**Records from a data collection:**
=-=-=-=-=

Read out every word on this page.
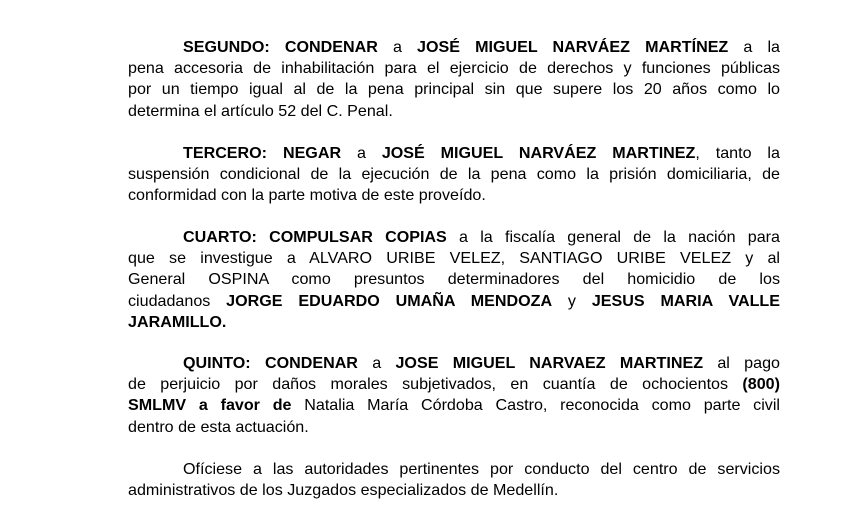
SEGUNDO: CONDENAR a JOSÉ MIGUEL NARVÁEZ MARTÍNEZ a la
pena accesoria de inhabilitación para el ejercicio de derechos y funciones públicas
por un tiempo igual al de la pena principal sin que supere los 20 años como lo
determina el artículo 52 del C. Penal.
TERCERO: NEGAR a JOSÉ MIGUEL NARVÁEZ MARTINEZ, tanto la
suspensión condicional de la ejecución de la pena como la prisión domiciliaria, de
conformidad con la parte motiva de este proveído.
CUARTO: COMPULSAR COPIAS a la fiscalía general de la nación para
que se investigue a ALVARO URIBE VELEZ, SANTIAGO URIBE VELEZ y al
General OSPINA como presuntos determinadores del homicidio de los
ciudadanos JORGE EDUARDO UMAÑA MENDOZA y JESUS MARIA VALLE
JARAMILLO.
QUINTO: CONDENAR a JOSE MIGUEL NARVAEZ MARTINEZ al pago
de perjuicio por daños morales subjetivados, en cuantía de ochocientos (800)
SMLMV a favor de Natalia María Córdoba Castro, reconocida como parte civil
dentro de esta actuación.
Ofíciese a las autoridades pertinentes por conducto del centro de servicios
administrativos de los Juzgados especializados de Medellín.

=-=-=-=-=

**Do this:**
Search the records for the word "MARTINEZ", then list every line that has it.

**Response to the exercise:**
TERCERO: NEGAR a JOSÉ MIGUEL NARVÁEZ MARTINEZ, tanto la
QUINTO: CONDENAR a JOSE MIGUEL NARVAEZ MARTINEZ al pago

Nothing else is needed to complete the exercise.